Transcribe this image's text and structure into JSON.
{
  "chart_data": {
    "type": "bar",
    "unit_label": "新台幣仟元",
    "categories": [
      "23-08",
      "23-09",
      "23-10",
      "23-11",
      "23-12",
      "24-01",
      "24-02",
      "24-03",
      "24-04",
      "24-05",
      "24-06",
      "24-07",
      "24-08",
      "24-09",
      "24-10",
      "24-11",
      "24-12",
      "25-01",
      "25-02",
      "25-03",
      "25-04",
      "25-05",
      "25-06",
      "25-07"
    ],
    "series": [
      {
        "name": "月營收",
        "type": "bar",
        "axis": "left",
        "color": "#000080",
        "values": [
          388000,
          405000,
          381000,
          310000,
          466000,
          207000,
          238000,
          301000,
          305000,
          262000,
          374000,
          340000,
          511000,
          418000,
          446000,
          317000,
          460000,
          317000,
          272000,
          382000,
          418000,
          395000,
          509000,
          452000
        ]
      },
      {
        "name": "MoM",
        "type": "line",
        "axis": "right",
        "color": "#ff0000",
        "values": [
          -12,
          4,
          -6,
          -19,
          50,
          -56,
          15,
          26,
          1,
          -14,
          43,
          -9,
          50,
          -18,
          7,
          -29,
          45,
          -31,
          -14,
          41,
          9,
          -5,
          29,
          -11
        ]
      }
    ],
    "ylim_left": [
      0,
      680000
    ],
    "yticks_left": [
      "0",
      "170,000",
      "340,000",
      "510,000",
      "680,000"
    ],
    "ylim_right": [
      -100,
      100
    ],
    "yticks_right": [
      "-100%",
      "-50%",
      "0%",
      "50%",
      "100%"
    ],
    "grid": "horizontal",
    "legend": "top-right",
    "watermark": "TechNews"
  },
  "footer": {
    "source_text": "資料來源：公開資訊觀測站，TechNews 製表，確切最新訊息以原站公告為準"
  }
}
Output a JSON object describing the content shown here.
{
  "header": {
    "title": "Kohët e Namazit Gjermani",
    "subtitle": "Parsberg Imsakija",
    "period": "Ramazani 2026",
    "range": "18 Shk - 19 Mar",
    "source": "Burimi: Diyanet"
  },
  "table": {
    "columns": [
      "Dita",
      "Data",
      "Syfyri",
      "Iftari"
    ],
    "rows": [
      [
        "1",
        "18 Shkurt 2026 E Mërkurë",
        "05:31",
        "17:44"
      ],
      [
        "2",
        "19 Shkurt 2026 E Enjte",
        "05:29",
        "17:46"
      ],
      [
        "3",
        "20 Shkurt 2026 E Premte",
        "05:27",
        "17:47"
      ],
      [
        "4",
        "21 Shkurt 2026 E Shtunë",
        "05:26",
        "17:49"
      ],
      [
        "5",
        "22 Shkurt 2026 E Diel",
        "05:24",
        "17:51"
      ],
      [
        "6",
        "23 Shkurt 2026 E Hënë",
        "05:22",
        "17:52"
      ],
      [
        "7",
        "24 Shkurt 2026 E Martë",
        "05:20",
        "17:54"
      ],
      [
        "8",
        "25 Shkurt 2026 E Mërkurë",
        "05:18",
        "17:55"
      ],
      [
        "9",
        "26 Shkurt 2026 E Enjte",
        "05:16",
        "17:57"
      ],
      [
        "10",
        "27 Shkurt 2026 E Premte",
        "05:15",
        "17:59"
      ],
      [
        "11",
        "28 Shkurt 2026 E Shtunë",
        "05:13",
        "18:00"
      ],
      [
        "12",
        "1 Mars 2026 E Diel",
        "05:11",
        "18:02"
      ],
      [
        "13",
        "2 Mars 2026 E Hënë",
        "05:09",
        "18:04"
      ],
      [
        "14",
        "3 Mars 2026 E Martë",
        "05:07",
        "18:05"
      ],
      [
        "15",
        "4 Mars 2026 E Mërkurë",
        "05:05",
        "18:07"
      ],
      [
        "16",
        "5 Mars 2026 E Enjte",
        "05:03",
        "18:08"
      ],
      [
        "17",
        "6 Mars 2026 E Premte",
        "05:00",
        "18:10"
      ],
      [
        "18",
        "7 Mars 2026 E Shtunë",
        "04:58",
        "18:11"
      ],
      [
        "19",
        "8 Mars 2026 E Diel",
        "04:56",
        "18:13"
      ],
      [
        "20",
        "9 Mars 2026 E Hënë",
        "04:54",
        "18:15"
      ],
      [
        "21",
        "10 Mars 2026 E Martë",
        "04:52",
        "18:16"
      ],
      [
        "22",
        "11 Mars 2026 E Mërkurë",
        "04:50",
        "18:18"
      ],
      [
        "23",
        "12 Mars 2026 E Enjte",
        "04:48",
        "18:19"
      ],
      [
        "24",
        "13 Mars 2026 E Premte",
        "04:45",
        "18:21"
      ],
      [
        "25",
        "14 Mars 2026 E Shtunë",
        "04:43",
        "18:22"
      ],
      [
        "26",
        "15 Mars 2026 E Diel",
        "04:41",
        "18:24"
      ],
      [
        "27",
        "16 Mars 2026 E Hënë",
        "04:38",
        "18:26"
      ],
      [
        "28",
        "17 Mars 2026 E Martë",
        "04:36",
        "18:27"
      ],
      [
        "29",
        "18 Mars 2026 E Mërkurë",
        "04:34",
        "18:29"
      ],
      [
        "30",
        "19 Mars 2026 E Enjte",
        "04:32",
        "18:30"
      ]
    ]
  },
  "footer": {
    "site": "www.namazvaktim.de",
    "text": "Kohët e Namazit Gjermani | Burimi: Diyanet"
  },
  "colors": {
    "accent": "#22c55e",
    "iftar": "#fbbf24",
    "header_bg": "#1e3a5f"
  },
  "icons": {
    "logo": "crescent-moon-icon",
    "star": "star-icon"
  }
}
■ ■ ■
Tally how many lines of the data include the word "Diel". Write the number and nothing else.

§ THE RESULT
4